» Problem to work on
Which lines below hold the word "text"? Report each one.

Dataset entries
++++++++++

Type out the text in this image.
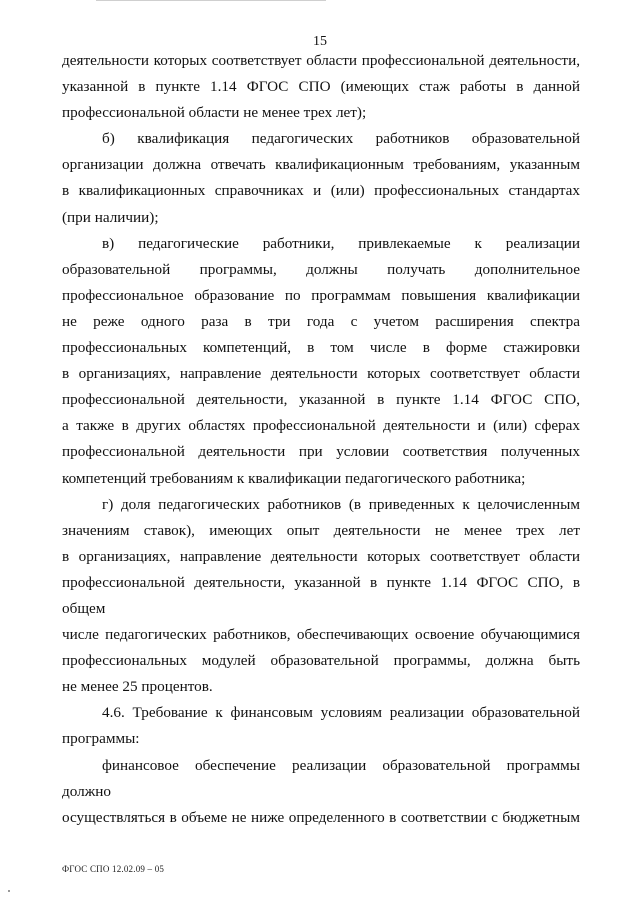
15

деятельности которых соответствует области профессиональной деятельности,

указанной в пункте 1.14 ФГОС СПО (имеющих стаж работы в данной

профессиональной области не менее трех лет);

б) квалификация педагогических работников образовательной

организации должна отвечать квалификационным требованиям, указанным

в квалификационных справочниках и (или) профессиональных стандартах

(при наличии);

в) педагогические работники, привлекаемые к реализации

образовательной программы, должны получать дополнительное

профессиональное образование по программам повышения квалификации

не реже одного раза в три года с учетом расширения спектра

профессиональных компетенций, в том числе в форме стажировки

в организациях, направление деятельности которых соответствует области

профессиональной деятельности, указанной в пункте 1.14 ФГОС СПО,

а также в других областях профессиональной деятельности и (или) сферах

профессиональной деятельности при условии соответствия полученных

компетенций требованиям к квалификации педагогического работника;

г) доля педагогических работников (в приведенных к целочисленным

значениям ставок), имеющих опыт деятельности не менее трех лет

в организациях, направление деятельности которых соответствует области

профессиональной деятельности, указанной в пункте 1.14 ФГОС СПО, в общем

числе педагогических работников, обеспечивающих освоение обучающимися

профессиональных модулей образовательной программы, должна быть

не менее 25 процентов.

4.6. Требование к финансовым условиям реализации образовательной

программы:

финансовое обеспечение реализации образовательной программы должно

осуществляться в объеме не ниже определенного в соответствии с бюджетным

ФГОС СПО 12.02.09 – 05
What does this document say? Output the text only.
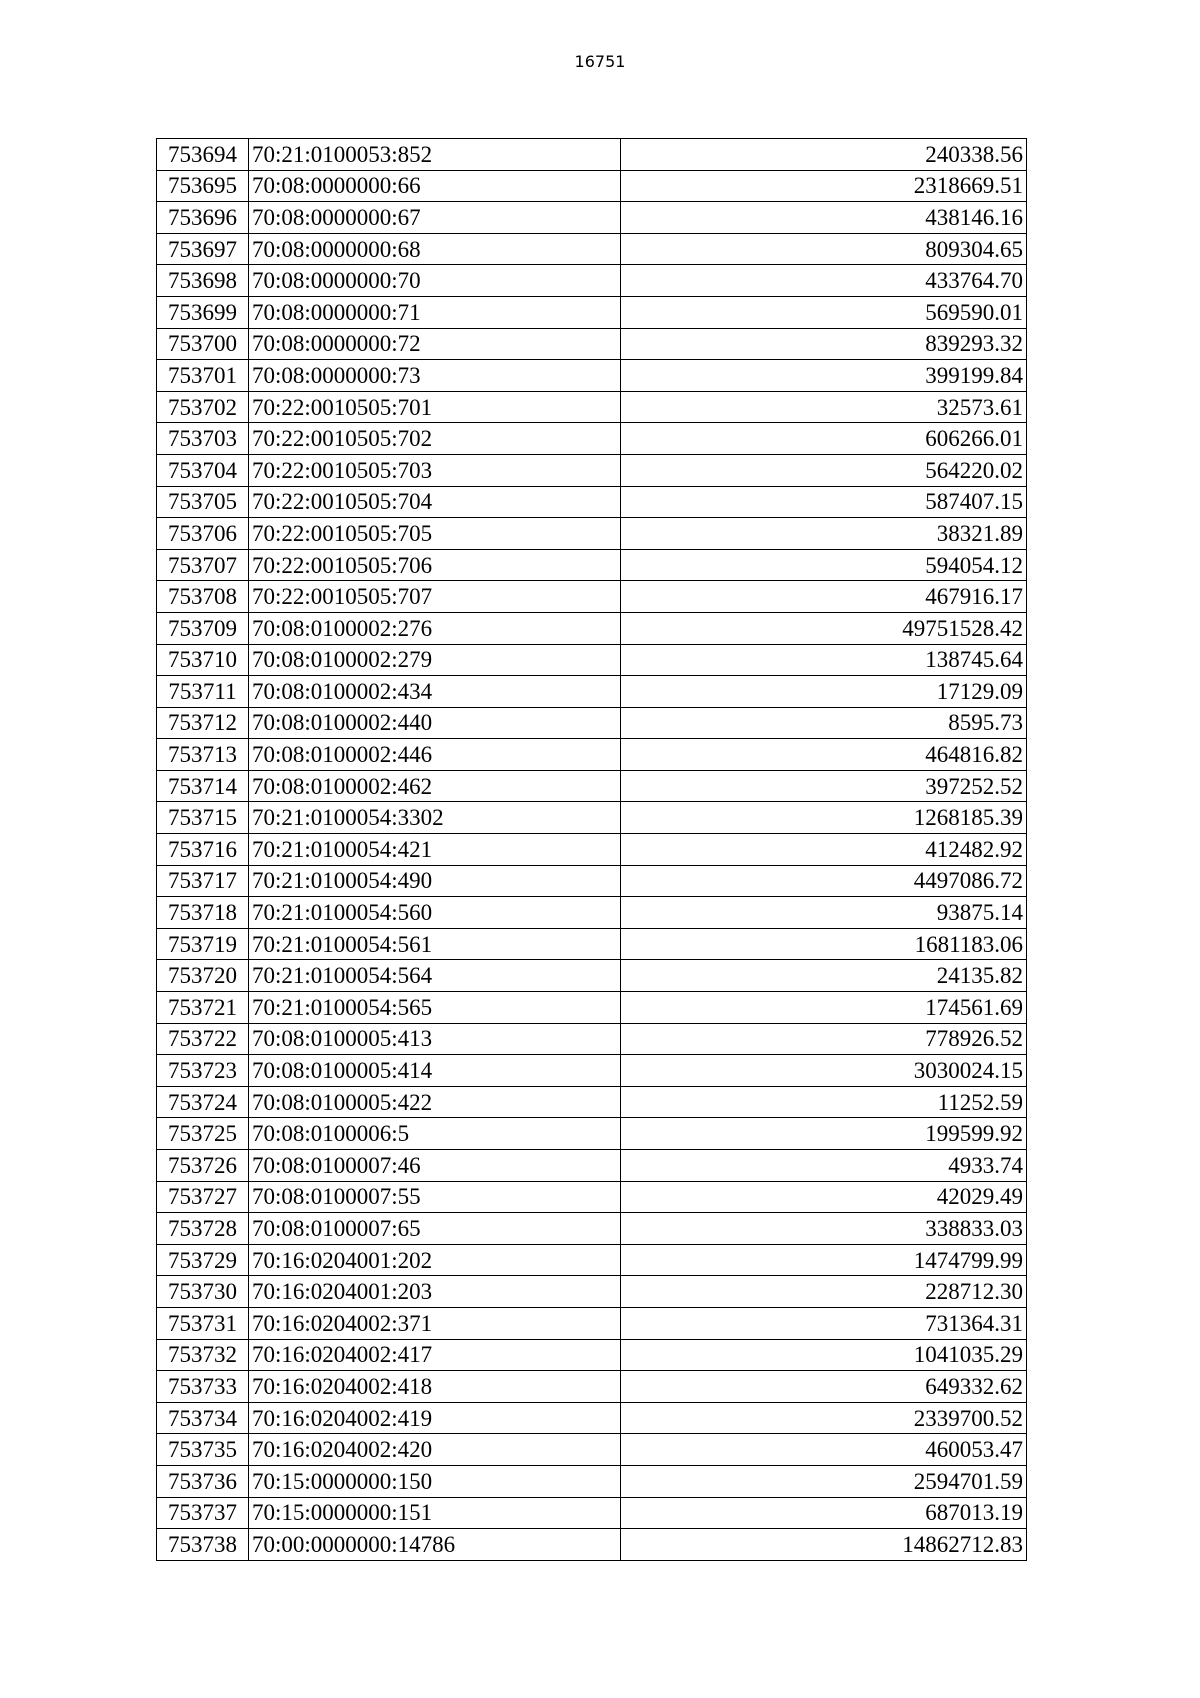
16751
753694	70:21:0100053:852	240338.56
753695	70:08:0000000:66	2318669.51
753696	70:08:0000000:67	438146.16
753697	70:08:0000000:68	809304.65
753698	70:08:0000000:70	433764.70
753699	70:08:0000000:71	569590.01
753700	70:08:0000000:72	839293.32
753701	70:08:0000000:73	399199.84
753702	70:22:0010505:701	32573.61
753703	70:22:0010505:702	606266.01
753704	70:22:0010505:703	564220.02
753705	70:22:0010505:704	587407.15
753706	70:22:0010505:705	38321.89
753707	70:22:0010505:706	594054.12
753708	70:22:0010505:707	467916.17
753709	70:08:0100002:276	49751528.42
753710	70:08:0100002:279	138745.64
753711	70:08:0100002:434	17129.09
753712	70:08:0100002:440	8595.73
753713	70:08:0100002:446	464816.82
753714	70:08:0100002:462	397252.52
753715	70:21:0100054:3302	1268185.39
753716	70:21:0100054:421	412482.92
753717	70:21:0100054:490	4497086.72
753718	70:21:0100054:560	93875.14
753719	70:21:0100054:561	1681183.06
753720	70:21:0100054:564	24135.82
753721	70:21:0100054:565	174561.69
753722	70:08:0100005:413	778926.52
753723	70:08:0100005:414	3030024.15
753724	70:08:0100005:422	11252.59
753725	70:08:0100006:5	199599.92
753726	70:08:0100007:46	4933.74
753727	70:08:0100007:55	42029.49
753728	70:08:0100007:65	338833.03
753729	70:16:0204001:202	1474799.99
753730	70:16:0204001:203	228712.30
753731	70:16:0204002:371	731364.31
753732	70:16:0204002:417	1041035.29
753733	70:16:0204002:418	649332.62
753734	70:16:0204002:419	2339700.52
753735	70:16:0204002:420	460053.47
753736	70:15:0000000:150	2594701.59
753737	70:15:0000000:151	687013.19
753738	70:00:0000000:14786	14862712.83
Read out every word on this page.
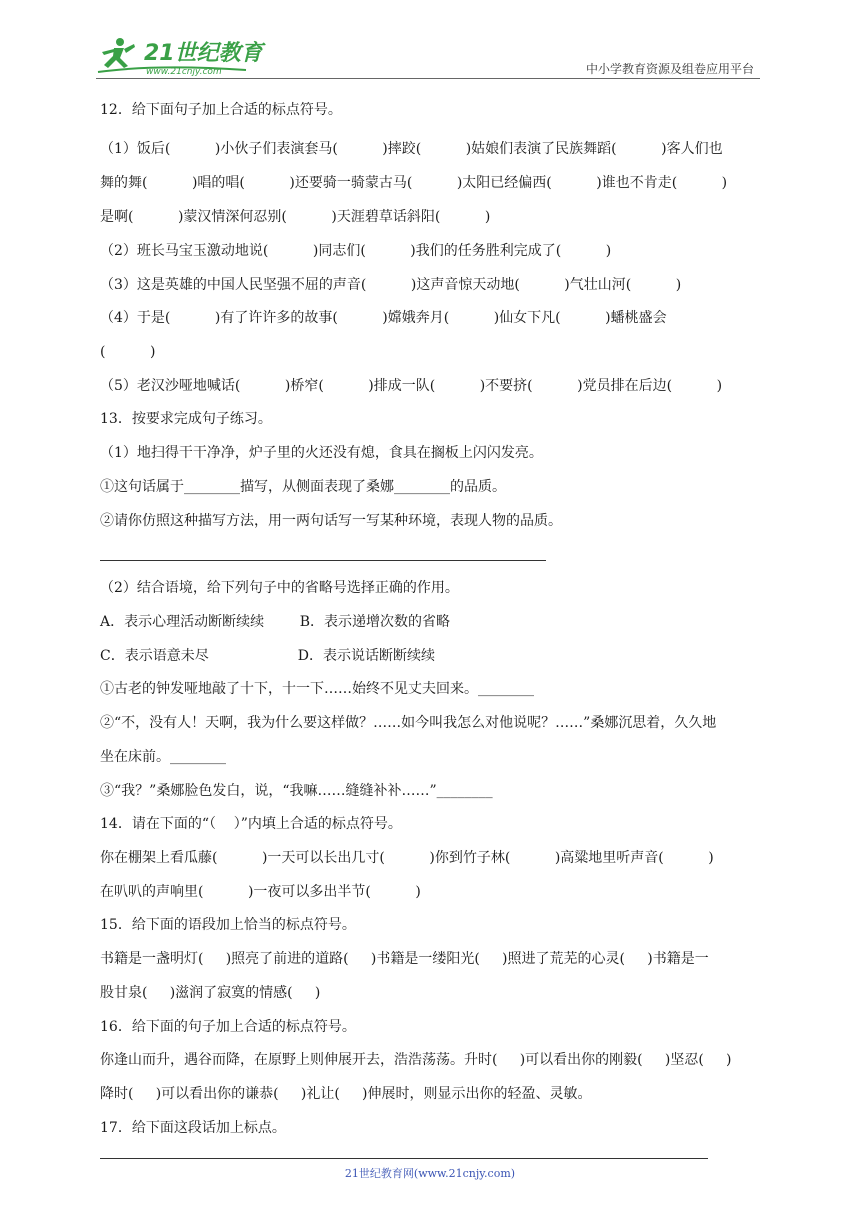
21世纪教育
www.21cnjy.com	中小学教育资源及组卷应用平台
12．给下面句子加上合适的标点符号。
（1）饭后(          )小伙子们表演套马(          )摔跤(          )姑娘们表演了民族舞蹈(          )客人们也
舞的舞(          )唱的唱(          )还要骑一骑蒙古马(          )太阳已经偏西(          )谁也不肯走(          )
是啊(          )蒙汉情深何忍别(          )天涯碧草话斜阳(          )
（2）班长马宝玉激动地说(          )同志们(          )我们的任务胜利完成了(          )
（3）这是英雄的中国人民坚强不屈的声音(          )这声音惊天动地(          )气壮山河(          )
（4）于是(          )有了许许多的故事(          )嫦娥奔月(          )仙女下凡(          )蟠桃盛会
(          )
（5）老汉沙哑地喊话(          )桥窄(          )排成一队(          )不要挤(          )党员排在后边(          )
13．按要求完成句子练习。
（1）地扫得干干净净，炉子里的火还没有熄，食具在搁板上闪闪发亮。
①这句话属于________描写，从侧面表现了桑娜________的品质。
②请你仿照这种描写方法，用一两句话写一写某种环境，表现人物的品质。
（2）结合语境，给下列句子中的省略号选择正确的作用。
A．表示心理活动断断续续        B．表示递增次数的省略
C．表示语意未尽                    D．表示说话断断续续
①古老的钟发哑地敲了十下，十一下……始终不见丈夫回来。________
②“不，没有人！天啊，我为什么要这样做？……如今叫我怎么对他说呢？……”桑娜沉思着，久久地
坐在床前。________
③“我？”桑娜脸色发白，说，“我嘛……缝缝补补……”________
14．请在下面的“（    ）”内填上合适的标点符号。
你在棚架上看瓜藤(          )一天可以长出几寸(          )你到竹子林(          )高粱地里听声音(          )
在叭叭的声响里(          )一夜可以多出半节(          )
15．给下面的语段加上恰当的标点符号。
书籍是一盏明灯(     )照亮了前进的道路(     )书籍是一缕阳光(     )照进了荒芜的心灵(     )书籍是一
股甘泉(     )滋润了寂寞的情感(     )
16．给下面的句子加上合适的标点符号。
你逢山而升，遇谷而降，在原野上则伸展开去，浩浩荡荡。升时(     )可以看出你的刚毅(     )坚忍(     )
降时(     )可以看出你的谦恭(     )礼让(     )伸展时，则显示出你的轻盈、灵敏。
17．给下面这段话加上标点。
21世纪教育网(www.21cnjy.com)
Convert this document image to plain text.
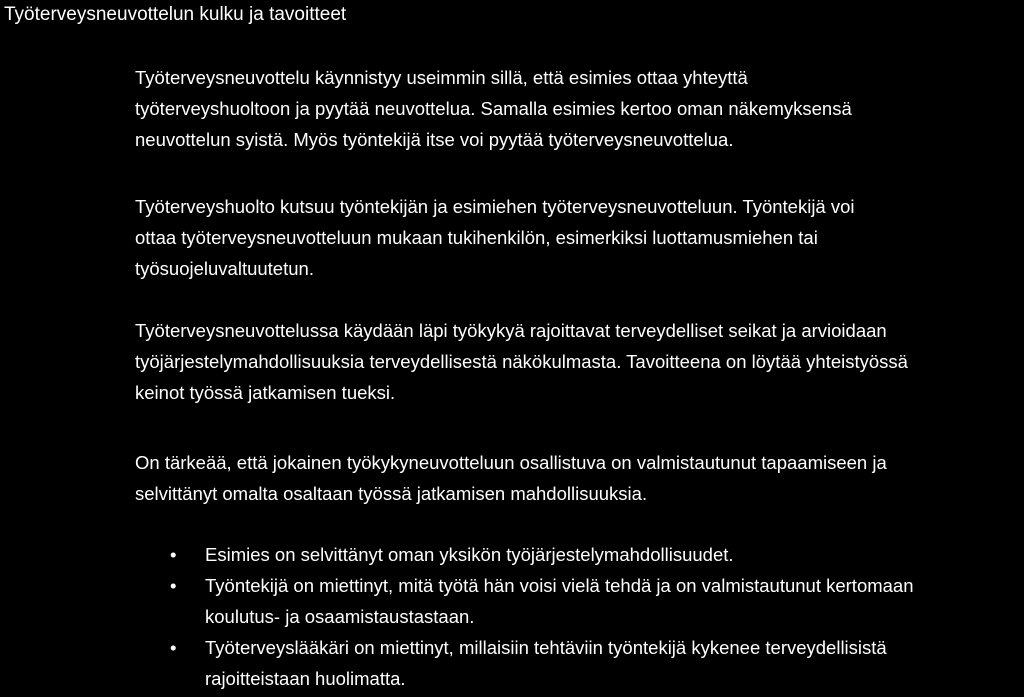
Työterveysneuvottelun kulku ja tavoitteet
Työterveysneuvottelu käynnistyy useimmin sillä, että esimies ottaa yhteyttä
työterveyshuoltoon ja pyytää neuvottelua. Samalla esimies kertoo oman näkemyksensä
neuvottelun syistä. Myös työntekijä itse voi pyytää työterveysneuvottelua.
Työterveyshuolto kutsuu työntekijän ja esimiehen työterveysneuvotteluun. Työntekijä voi
ottaa työterveysneuvotteluun mukaan tukihenkilön, esimerkiksi luottamusmiehen tai
työsuojeluvaltuutetun.
Työterveysneuvottelussa käydään läpi työkykyä rajoittavat terveydelliset seikat ja arvioidaan
työjärjestelymahdollisuuksia terveydellisestä näkökulmasta. Tavoitteena on löytää yhteistyössä
keinot työssä jatkamisen tueksi.
On tärkeää, että jokainen työkykyneuvotteluun osallistuva on valmistautunut tapaamiseen ja
selvittänyt omalta osaltaan työssä jatkamisen mahdollisuuksia.
• Esimies on selvittänyt oman yksikön työjärjestelymahdollisuudet.
• Työntekijä on miettinyt, mitä työtä hän voisi vielä tehdä ja on valmistautunut kertomaan
koulutus- ja osaamistaustastaan.
• Työterveyslääkäri on miettinyt, millaisiin tehtäviin työntekijä kykenee terveydellisistä
rajoitteistaan huolimatta.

++++++++++

» Solution for this exercise
Type out the text in this image.
What does this document say? Output the text only.
Convert this document image to plain text.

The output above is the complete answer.